Return each line of the listing exactly, though without its images.

+++

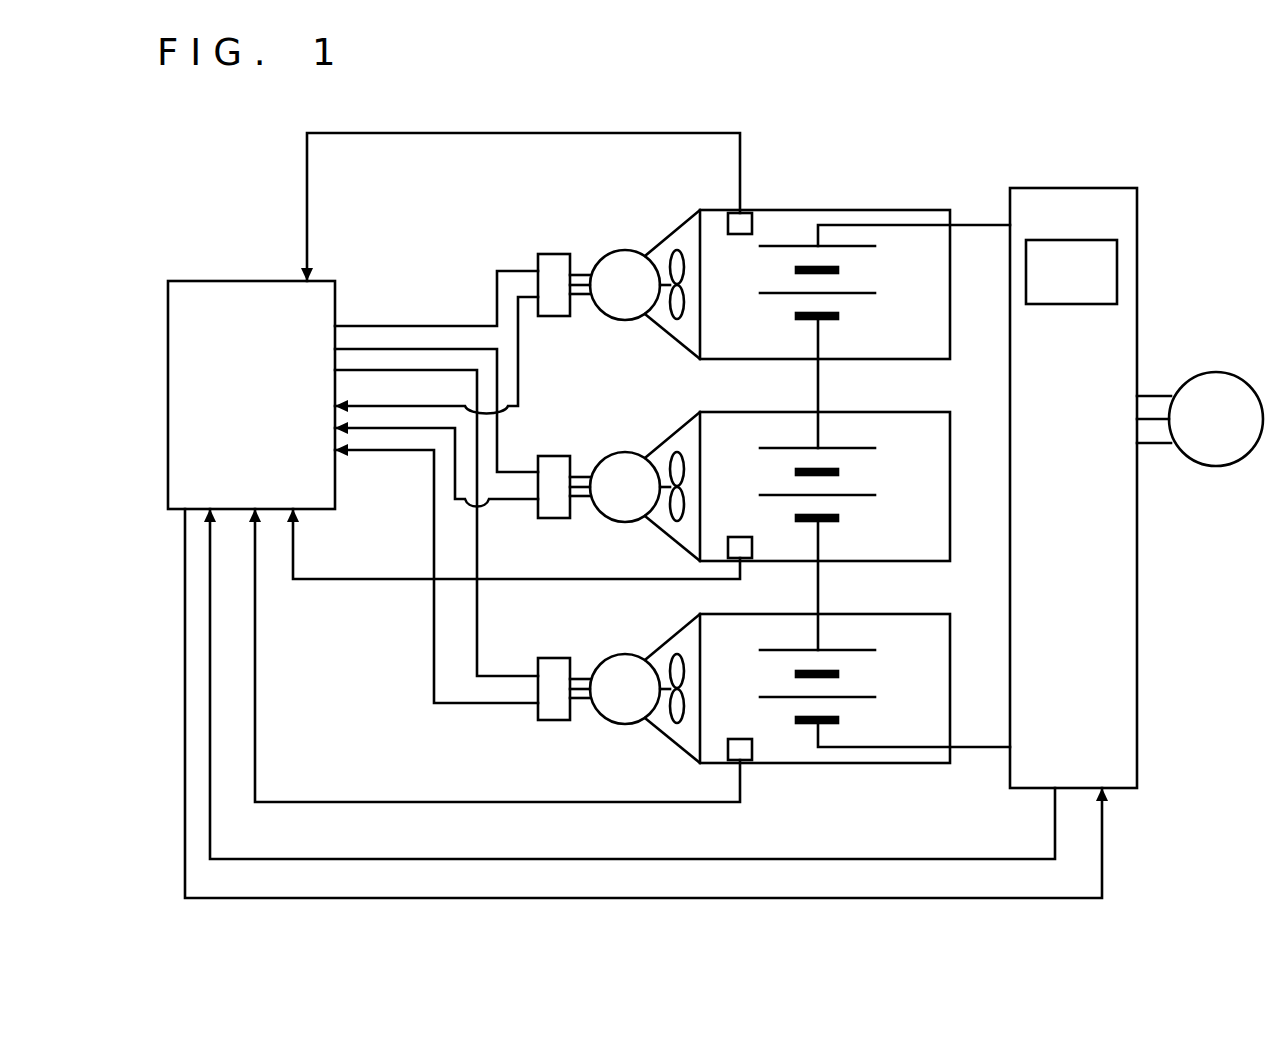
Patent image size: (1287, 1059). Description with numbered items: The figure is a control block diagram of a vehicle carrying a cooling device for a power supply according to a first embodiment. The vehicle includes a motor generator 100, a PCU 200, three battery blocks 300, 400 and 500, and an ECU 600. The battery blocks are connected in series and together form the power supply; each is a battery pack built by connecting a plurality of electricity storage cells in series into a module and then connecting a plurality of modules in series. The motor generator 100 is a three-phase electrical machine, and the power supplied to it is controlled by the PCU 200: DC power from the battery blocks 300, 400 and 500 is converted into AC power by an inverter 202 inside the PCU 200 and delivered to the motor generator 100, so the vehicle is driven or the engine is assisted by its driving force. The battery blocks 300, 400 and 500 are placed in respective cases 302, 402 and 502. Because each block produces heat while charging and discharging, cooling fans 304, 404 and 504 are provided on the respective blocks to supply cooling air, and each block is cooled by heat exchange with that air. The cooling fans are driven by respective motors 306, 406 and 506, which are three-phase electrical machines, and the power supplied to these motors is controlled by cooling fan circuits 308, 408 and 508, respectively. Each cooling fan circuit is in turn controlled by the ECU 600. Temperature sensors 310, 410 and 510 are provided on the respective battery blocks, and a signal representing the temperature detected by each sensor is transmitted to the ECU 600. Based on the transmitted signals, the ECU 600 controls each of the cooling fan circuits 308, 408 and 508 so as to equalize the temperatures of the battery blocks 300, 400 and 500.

The motor generator 100 is at (1222, 372).
The PCU (Power Control Unit) 200 is at (1083, 188).
The inverter 202 is at (1083, 240).
The battery block 300 is at (887, 260).
The case 302 is at (845, 210).
The cooling fan 304 is at (677, 250).
The motor 306 is at (627, 250).
The cooling fan circuit 308 is at (556, 253).
The temperature sensor 310 is at (752, 213).
The battery block 400 is at (887, 465).
The case 402 is at (845, 412).
The cooling fan 404 is at (677, 452).
The motor 406 is at (627, 452).
The cooling fan circuit 408 is at (556, 455).
The temperature sensor 410 is at (752, 546).
The battery block 500 is at (887, 665).
The case 502 is at (845, 614).
The cooling fan 504 is at (677, 654).
The motor 506 is at (627, 654).
The cooling fan circuit 508 is at (556, 657).
The temperature sensor 510 is at (752, 750).
The ECU (Electronic Control Unit) 600 is at (228, 281).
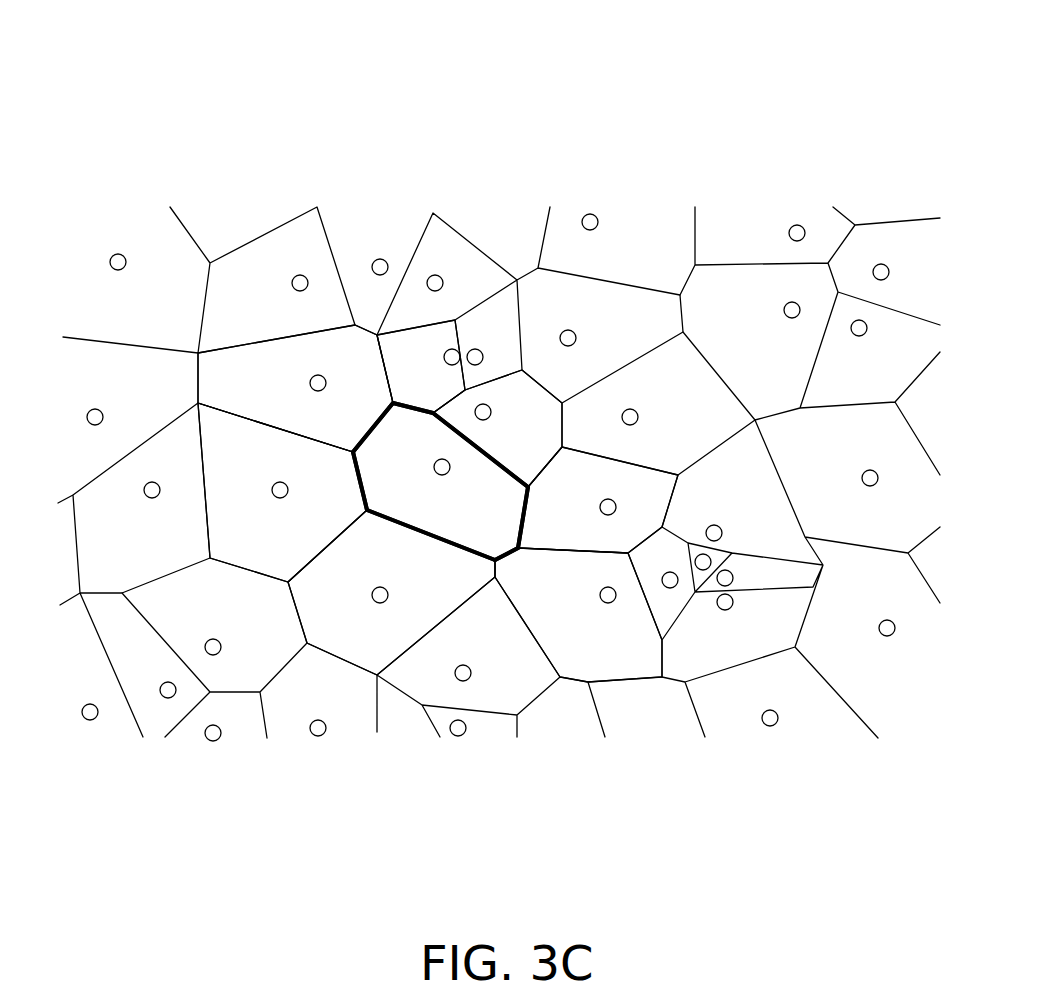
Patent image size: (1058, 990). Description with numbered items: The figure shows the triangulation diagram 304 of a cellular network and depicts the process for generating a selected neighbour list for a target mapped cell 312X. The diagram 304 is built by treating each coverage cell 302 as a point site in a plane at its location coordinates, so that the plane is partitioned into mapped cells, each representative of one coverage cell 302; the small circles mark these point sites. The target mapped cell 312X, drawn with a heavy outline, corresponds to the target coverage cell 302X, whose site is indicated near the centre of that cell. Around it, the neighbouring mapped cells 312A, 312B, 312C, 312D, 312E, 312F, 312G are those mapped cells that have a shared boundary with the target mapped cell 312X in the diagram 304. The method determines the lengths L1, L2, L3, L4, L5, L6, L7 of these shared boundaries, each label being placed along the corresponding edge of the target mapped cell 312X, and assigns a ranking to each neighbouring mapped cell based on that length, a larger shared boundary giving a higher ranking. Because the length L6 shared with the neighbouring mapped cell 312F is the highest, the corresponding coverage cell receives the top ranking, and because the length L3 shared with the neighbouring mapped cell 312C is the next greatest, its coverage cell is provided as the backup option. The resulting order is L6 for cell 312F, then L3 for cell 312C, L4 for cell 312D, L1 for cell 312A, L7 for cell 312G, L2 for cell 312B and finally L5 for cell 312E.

The coverage cell 302 is at (524, 229).
The target coverage cell 302X is at (472, 500).
The triangulation diagram 304 is at (814, 67).
The neighbouring mapped cell 312A is at (304, 397).
The neighbouring mapped cell 312B is at (442, 361).
The neighbouring mapped cell 312C is at (556, 424).
The neighbouring mapped cell 312D is at (634, 494).
The neighbouring mapped cell 312E is at (626, 641).
The neighbouring mapped cell 312F is at (385, 637).
The neighbouring mapped cell 312G is at (300, 531).
The target mapped cell 312X is at (440, 506).
The length of shared boundary L1 is at (370, 423).
The length of shared boundary L2 is at (413, 399).
The length of shared boundary L3 is at (480, 450).
The length of shared boundary L4 is at (538, 517).
The length of shared boundary L5 is at (516, 570).
The length of shared boundary L6 is at (431, 538).
The length of shared boundary L7 is at (343, 481).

+++

#### [TASK OUTPUT]
Patent image size: (1287, 1059). Description with numbered items: The figure is a control block diagram of a vehicle carrying a cooling device for a power supply according to a first embodiment. The vehicle includes a motor generator 100, a PCU 200, three battery blocks 300, 400 and 500, and an ECU 600. The battery blocks are connected in series and together form the power supply; each is a battery pack built by connecting a plurality of electricity storage cells in series into a module and then connecting a plurality of modules in series. The motor generator 100 is a three-phase electrical machine, and the power supplied to it is controlled by the PCU 200: DC power from the battery blocks 300, 400 and 500 is converted into AC power by an inverter 202 inside the PCU 200 and delivered to the motor generator 100, so the vehicle is driven or the engine is assisted by its driving force. The battery blocks 300, 400 and 500 are placed in respective cases 302, 402 and 502. Because each block produces heat while charging and discharging, cooling fans 304, 404 and 504 are provided on the respective blocks to supply cooling air, and each block is cooled by heat exchange with that air. The cooling fans are driven by respective motors 306, 406 and 506, which are three-phase electrical machines, and the power supplied to these motors is controlled by cooling fan circuits 308, 408 and 508, respectively. Each cooling fan circuit is in turn controlled by the ECU 600. Temperature sensors 310, 410 and 510 are provided on the respective battery blocks, and a signal representing the temperature detected by each sensor is transmitted to the ECU 600. Based on the transmitted signals, the ECU 600 controls each of the cooling fan circuits 308, 408 and 508 so as to equalize the temperatures of the battery blocks 300, 400 and 500.

The motor generator 100 is at (1222, 372).
The PCU (Power Control Unit) 200 is at (1083, 188).
The inverter 202 is at (1083, 240).
The battery block 300 is at (887, 260).
The case 302 is at (845, 210).
The cooling fan 304 is at (677, 250).
The motor 306 is at (627, 250).
The cooling fan circuit 308 is at (556, 253).
The temperature sensor 310 is at (752, 213).
The battery block 400 is at (887, 465).
The case 402 is at (845, 412).
The cooling fan 404 is at (677, 452).
The motor 406 is at (627, 452).
The cooling fan circuit 408 is at (556, 455).
The temperature sensor 410 is at (752, 546).
The battery block 500 is at (887, 665).
The case 502 is at (845, 614).
The cooling fan 504 is at (677, 654).
The motor 506 is at (627, 654).
The cooling fan circuit 508 is at (556, 657).
The temperature sensor 510 is at (752, 750).
The ECU (Electronic Control Unit) 600 is at (228, 281).
Patent image size: (1058, 990). Description with numbered items: The figure shows the triangulation diagram 304 of a cellular network and depicts the process for generating a selected neighbour list for a target mapped cell 312X. The diagram 304 is built by treating each coverage cell 302 as a point site in a plane at its location coordinates, so that the plane is partitioned into mapped cells, each representative of one coverage cell 302; the small circles mark these point sites. The target mapped cell 312X, drawn with a heavy outline, corresponds to the target coverage cell 302X, whose site is indicated near the centre of that cell. Around it, the neighbouring mapped cells 312A, 312B, 312C, 312D, 312E, 312F, 312G are those mapped cells that have a shared boundary with the target mapped cell 312X in the diagram 304. The method determines the lengths L1, L2, L3, L4, L5, L6, L7 of these shared boundaries, each label being placed along the corresponding edge of the target mapped cell 312X, and assigns a ranking to each neighbouring mapped cell based on that length, a larger shared boundary giving a higher ranking. Because the length L6 shared with the neighbouring mapped cell 312F is the highest, the corresponding coverage cell receives the top ranking, and because the length L3 shared with the neighbouring mapped cell 312C is the next greatest, its coverage cell is provided as the backup option. The resulting order is L6 for cell 312F, then L3 for cell 312C, L4 for cell 312D, L1 for cell 312A, L7 for cell 312G, L2 for cell 312B and finally L5 for cell 312E.

The coverage cell 302 is at (524, 229).
The target coverage cell 302X is at (472, 500).
The triangulation diagram 304 is at (814, 67).
The neighbouring mapped cell 312A is at (304, 397).
The neighbouring mapped cell 312B is at (442, 361).
The neighbouring mapped cell 312C is at (556, 424).
The neighbouring mapped cell 312D is at (634, 494).
The neighbouring mapped cell 312E is at (626, 641).
The neighbouring mapped cell 312F is at (385, 637).
The neighbouring mapped cell 312G is at (300, 531).
The target mapped cell 312X is at (440, 506).
The length of shared boundary L1 is at (370, 423).
The length of shared boundary L2 is at (413, 399).
The length of shared boundary L3 is at (480, 450).
The length of shared boundary L4 is at (538, 517).
The length of shared boundary L5 is at (516, 570).
The length of shared boundary L6 is at (431, 538).
The length of shared boundary L7 is at (343, 481).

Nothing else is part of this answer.